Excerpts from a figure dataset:
□ □ □ □ □

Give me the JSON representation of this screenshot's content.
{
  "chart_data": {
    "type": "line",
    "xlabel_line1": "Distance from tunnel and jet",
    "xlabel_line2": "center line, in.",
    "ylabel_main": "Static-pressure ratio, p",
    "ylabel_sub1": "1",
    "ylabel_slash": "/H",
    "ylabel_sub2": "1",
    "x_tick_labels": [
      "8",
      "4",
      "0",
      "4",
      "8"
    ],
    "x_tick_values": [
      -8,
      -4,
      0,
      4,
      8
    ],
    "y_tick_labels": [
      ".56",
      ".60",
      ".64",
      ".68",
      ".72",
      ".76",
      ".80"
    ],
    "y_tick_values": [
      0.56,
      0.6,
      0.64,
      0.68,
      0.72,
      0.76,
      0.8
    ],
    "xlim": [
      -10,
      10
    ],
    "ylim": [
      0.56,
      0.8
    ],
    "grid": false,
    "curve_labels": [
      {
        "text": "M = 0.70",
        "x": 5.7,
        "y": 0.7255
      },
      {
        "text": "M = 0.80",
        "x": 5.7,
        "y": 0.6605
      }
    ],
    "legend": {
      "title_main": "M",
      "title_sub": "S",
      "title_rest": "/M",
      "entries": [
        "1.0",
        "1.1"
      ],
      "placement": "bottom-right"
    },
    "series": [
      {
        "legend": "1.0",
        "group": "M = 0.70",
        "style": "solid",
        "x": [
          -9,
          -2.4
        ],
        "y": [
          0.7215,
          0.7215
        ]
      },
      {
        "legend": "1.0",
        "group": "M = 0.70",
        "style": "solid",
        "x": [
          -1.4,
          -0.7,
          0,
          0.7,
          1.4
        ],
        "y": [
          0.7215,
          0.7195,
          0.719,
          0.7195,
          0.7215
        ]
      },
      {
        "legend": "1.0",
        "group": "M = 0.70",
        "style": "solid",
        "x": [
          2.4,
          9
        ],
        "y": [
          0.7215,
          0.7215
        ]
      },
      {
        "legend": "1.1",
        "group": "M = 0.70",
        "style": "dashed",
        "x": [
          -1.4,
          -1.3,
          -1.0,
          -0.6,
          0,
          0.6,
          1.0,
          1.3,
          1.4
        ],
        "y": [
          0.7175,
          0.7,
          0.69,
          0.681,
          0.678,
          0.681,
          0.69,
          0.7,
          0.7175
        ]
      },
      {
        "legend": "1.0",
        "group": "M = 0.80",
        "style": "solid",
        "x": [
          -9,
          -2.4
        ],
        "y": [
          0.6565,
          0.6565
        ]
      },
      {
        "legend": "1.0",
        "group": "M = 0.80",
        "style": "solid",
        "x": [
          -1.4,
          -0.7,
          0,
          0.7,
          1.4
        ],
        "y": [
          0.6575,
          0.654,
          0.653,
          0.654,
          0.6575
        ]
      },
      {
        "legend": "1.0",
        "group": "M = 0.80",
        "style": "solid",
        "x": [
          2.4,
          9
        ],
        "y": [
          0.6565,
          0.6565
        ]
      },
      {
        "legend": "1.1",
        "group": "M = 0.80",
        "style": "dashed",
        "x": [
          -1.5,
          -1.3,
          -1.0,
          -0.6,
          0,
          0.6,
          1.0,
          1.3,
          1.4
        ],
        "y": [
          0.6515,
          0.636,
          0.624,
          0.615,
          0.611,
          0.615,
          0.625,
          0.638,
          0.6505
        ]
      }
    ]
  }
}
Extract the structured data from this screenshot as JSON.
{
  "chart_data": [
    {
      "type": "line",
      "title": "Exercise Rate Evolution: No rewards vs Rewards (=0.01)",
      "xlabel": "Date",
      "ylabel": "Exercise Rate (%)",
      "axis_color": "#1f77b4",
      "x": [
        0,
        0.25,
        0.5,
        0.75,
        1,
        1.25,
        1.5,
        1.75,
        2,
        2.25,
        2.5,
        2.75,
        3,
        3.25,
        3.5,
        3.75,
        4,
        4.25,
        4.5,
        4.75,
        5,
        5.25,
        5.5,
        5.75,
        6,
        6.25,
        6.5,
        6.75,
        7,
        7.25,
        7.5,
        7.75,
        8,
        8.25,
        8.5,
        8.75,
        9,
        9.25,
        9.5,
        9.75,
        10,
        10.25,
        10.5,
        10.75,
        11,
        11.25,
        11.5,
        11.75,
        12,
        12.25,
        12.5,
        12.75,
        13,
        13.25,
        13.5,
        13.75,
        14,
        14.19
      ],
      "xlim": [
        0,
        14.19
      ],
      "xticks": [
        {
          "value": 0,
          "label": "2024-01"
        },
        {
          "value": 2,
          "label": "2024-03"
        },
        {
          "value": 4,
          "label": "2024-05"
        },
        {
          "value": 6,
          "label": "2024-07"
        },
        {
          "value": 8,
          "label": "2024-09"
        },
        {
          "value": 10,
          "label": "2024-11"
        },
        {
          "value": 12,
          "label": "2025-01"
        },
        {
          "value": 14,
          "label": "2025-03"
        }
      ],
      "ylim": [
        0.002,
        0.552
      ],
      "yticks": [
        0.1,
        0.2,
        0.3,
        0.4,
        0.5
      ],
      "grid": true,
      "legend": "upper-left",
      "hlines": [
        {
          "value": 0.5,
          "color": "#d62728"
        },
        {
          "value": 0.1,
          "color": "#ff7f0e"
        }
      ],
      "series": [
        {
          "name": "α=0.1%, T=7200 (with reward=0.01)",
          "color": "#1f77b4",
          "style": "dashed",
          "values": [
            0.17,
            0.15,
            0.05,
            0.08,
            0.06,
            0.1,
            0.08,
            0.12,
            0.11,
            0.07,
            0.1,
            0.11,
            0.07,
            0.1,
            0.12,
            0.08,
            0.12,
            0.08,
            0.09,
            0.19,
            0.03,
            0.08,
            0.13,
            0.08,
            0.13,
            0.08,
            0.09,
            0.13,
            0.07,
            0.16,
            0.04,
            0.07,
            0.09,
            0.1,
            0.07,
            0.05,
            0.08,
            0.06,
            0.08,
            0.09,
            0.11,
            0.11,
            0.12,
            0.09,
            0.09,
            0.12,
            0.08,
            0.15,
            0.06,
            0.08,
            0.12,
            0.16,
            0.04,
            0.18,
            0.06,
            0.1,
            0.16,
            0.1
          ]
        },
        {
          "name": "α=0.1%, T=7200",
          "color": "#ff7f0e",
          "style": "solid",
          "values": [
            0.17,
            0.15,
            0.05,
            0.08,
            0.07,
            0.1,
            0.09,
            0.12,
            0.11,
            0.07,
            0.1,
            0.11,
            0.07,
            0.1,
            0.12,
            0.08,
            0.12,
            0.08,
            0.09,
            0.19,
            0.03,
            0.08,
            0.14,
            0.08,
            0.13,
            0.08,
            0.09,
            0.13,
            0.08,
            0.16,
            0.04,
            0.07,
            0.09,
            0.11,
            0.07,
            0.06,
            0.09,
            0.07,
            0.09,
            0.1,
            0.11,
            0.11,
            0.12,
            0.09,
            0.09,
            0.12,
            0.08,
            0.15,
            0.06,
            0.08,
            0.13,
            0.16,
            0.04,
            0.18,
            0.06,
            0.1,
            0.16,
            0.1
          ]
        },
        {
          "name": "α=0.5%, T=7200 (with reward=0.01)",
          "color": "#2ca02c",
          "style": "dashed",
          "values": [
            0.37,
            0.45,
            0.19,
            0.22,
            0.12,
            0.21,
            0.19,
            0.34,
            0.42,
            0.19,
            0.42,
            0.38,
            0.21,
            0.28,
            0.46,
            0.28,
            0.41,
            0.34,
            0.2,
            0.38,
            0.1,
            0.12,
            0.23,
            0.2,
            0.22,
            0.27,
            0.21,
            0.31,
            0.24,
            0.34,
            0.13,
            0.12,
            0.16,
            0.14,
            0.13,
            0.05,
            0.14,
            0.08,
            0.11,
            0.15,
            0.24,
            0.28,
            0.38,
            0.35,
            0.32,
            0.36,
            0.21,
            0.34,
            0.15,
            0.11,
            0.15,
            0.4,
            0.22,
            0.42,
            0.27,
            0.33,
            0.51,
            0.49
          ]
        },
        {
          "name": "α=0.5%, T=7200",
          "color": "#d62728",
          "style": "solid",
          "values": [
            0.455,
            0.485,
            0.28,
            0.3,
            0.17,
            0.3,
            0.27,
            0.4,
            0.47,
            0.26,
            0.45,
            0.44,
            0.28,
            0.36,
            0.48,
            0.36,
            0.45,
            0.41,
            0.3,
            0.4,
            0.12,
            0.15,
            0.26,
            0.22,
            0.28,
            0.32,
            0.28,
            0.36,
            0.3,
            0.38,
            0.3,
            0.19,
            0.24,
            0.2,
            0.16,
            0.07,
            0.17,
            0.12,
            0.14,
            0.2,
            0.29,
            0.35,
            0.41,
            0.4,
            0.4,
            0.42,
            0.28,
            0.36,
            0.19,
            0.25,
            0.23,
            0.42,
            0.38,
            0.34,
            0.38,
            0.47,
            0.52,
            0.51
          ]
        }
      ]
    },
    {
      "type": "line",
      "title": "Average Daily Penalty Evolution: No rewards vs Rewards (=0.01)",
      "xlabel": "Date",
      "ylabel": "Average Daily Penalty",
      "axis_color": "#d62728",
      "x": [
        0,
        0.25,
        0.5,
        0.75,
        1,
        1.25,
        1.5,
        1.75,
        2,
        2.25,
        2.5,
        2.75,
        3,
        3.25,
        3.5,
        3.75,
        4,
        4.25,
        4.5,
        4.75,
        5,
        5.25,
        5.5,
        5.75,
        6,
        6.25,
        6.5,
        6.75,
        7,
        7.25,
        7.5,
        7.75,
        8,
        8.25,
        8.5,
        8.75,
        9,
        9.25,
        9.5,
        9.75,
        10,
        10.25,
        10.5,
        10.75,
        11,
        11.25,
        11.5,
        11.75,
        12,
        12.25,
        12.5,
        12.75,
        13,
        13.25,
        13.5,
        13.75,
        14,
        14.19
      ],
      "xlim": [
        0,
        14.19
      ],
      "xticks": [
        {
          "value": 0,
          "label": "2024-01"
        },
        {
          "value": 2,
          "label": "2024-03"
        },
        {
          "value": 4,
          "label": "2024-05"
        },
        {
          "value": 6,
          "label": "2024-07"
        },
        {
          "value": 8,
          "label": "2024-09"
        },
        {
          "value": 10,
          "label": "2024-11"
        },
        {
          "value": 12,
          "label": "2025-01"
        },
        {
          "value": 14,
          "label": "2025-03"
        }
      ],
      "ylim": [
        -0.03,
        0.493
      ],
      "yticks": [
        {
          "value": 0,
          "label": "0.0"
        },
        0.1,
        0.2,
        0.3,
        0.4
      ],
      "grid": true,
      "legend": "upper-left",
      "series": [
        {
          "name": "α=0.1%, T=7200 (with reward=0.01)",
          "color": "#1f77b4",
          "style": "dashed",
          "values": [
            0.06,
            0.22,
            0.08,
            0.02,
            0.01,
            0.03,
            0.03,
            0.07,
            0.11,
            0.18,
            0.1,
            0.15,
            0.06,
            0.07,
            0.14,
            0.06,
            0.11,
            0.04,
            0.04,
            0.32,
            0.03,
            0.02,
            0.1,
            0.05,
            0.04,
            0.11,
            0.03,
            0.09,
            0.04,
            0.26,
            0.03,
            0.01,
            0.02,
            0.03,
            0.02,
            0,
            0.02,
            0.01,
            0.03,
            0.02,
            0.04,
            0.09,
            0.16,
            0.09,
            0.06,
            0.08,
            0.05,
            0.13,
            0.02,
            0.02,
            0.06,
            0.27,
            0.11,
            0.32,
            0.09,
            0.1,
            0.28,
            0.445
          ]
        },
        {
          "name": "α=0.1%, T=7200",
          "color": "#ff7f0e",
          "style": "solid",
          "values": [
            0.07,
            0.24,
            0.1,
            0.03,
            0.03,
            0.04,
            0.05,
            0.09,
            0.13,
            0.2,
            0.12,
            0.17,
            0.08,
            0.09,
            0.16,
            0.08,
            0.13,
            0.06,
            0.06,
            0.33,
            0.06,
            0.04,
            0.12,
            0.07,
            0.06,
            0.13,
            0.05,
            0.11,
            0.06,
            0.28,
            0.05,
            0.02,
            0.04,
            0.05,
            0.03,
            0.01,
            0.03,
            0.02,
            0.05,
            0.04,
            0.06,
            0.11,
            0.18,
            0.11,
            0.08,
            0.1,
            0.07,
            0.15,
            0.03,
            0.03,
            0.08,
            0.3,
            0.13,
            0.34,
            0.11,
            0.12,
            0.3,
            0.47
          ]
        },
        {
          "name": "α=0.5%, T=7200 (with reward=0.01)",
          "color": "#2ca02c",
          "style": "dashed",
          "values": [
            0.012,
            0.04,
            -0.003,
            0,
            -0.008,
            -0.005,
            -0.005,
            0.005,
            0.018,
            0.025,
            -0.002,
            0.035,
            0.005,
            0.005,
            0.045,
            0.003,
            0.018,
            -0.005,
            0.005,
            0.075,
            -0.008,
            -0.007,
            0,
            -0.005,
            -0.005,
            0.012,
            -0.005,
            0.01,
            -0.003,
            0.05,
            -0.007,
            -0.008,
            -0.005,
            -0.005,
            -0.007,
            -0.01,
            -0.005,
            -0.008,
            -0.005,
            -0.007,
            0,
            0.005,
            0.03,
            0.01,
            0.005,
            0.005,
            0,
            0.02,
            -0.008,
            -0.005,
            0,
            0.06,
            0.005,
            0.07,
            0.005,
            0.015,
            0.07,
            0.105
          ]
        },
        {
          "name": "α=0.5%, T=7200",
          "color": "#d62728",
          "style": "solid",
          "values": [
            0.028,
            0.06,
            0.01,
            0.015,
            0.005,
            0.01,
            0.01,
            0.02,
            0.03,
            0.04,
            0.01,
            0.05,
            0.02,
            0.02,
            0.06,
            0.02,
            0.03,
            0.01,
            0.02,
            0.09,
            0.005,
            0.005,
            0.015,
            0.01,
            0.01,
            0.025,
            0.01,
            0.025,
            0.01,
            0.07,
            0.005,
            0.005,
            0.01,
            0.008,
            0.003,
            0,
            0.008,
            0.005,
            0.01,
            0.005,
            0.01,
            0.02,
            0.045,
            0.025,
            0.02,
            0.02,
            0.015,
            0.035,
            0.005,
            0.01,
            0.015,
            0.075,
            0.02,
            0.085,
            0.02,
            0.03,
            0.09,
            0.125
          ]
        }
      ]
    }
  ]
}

□ □ □ □ □

Exercise brief:
Lines that include the word "Daily" — how many are there in the data? Answer with the number alone.

Right answer:
2